**What is being asked**. State only the number of lines that include "height".

**Supplied records**.
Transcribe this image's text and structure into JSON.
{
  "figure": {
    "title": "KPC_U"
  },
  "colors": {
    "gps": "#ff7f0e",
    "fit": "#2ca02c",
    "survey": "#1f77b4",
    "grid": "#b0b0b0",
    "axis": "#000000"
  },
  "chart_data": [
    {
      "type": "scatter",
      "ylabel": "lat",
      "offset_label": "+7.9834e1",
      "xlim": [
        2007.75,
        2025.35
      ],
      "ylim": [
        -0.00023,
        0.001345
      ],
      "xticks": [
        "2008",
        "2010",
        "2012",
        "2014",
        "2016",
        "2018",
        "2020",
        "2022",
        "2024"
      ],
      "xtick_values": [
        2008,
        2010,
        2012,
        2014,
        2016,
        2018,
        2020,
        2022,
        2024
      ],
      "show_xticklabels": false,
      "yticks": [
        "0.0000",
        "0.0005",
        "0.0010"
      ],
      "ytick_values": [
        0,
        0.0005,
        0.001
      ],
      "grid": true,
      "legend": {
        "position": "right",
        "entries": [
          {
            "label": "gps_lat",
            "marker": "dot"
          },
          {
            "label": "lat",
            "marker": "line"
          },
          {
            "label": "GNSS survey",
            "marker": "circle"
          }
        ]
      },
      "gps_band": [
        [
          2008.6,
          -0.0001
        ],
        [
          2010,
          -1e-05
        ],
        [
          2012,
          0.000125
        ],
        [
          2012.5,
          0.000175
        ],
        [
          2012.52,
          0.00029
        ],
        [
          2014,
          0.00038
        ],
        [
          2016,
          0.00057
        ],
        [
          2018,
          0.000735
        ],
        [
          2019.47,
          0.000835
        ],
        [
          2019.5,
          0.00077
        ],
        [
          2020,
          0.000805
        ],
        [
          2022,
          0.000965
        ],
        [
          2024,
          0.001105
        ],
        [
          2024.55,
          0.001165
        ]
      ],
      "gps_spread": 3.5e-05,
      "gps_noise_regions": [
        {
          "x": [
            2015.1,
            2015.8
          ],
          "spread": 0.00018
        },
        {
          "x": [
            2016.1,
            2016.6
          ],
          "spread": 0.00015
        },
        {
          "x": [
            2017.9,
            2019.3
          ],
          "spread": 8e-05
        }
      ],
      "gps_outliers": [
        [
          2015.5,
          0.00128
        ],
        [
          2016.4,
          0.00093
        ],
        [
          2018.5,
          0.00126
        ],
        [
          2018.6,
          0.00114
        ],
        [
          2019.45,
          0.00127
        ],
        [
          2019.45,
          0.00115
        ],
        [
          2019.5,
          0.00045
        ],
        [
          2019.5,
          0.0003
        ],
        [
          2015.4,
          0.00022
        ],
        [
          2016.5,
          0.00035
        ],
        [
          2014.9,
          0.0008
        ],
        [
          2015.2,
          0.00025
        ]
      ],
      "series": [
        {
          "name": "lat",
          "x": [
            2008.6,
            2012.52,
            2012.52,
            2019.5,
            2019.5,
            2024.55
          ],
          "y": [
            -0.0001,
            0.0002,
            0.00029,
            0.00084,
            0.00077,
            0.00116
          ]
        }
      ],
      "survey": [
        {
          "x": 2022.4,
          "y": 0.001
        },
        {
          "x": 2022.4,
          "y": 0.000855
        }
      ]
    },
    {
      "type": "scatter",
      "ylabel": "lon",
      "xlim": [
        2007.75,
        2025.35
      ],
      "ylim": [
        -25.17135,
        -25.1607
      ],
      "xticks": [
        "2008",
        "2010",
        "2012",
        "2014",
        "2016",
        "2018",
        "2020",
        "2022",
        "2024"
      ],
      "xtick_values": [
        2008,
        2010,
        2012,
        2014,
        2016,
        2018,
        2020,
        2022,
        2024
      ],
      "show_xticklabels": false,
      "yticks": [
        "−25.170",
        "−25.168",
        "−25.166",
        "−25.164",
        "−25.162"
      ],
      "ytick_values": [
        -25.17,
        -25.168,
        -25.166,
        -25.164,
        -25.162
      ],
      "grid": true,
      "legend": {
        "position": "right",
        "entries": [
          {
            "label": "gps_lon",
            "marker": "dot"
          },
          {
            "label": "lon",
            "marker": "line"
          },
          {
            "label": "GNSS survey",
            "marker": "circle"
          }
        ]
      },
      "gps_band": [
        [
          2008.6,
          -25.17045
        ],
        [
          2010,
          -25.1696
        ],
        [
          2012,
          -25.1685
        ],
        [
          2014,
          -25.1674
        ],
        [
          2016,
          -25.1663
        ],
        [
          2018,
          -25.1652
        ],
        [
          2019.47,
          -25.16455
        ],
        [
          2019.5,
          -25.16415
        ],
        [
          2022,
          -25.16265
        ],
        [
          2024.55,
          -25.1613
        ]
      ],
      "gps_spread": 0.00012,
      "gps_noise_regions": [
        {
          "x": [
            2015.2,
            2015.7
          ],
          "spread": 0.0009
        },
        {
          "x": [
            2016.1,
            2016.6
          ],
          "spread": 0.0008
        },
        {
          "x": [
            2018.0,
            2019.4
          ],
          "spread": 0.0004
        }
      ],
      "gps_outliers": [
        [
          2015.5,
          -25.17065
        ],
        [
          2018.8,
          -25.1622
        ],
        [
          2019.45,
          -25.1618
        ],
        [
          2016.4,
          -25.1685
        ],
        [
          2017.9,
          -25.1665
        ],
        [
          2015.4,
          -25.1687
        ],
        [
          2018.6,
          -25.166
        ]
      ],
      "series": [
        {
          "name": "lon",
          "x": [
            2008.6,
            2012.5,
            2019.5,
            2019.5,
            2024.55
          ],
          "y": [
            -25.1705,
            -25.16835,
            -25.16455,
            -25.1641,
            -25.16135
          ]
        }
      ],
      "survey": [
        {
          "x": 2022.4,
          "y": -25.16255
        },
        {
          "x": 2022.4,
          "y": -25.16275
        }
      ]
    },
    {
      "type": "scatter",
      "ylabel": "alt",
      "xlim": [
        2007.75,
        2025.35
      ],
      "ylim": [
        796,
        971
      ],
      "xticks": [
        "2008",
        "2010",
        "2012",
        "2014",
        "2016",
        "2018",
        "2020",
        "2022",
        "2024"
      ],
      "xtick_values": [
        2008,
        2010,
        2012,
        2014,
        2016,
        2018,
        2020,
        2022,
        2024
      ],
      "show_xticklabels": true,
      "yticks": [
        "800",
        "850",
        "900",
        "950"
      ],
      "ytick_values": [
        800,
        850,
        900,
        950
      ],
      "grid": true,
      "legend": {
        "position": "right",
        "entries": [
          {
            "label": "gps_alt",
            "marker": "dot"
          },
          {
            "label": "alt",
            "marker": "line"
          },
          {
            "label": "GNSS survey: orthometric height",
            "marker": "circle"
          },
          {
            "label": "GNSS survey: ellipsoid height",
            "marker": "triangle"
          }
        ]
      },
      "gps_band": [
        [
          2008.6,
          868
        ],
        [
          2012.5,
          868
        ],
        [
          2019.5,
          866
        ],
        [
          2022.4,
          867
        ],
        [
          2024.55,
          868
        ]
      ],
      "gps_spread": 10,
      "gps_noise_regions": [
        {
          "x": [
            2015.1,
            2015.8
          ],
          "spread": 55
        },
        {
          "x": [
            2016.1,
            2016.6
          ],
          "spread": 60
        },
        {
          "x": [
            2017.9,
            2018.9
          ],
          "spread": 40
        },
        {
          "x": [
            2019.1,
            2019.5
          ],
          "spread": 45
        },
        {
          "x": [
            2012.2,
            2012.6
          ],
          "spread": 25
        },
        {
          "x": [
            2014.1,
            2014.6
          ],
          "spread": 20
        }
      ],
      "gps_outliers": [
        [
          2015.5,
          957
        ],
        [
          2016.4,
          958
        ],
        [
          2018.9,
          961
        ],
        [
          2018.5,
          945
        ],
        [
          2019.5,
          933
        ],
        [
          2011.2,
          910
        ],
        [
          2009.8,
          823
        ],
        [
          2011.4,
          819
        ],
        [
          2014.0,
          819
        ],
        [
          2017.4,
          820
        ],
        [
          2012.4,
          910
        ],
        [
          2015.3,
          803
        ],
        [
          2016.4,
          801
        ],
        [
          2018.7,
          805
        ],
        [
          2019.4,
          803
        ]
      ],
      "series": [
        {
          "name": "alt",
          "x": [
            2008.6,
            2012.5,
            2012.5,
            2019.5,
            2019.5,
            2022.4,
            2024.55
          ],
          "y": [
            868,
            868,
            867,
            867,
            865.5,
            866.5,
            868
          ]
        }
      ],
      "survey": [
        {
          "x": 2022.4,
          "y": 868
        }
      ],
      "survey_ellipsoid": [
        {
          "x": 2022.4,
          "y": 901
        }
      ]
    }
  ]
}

**Task result**. 2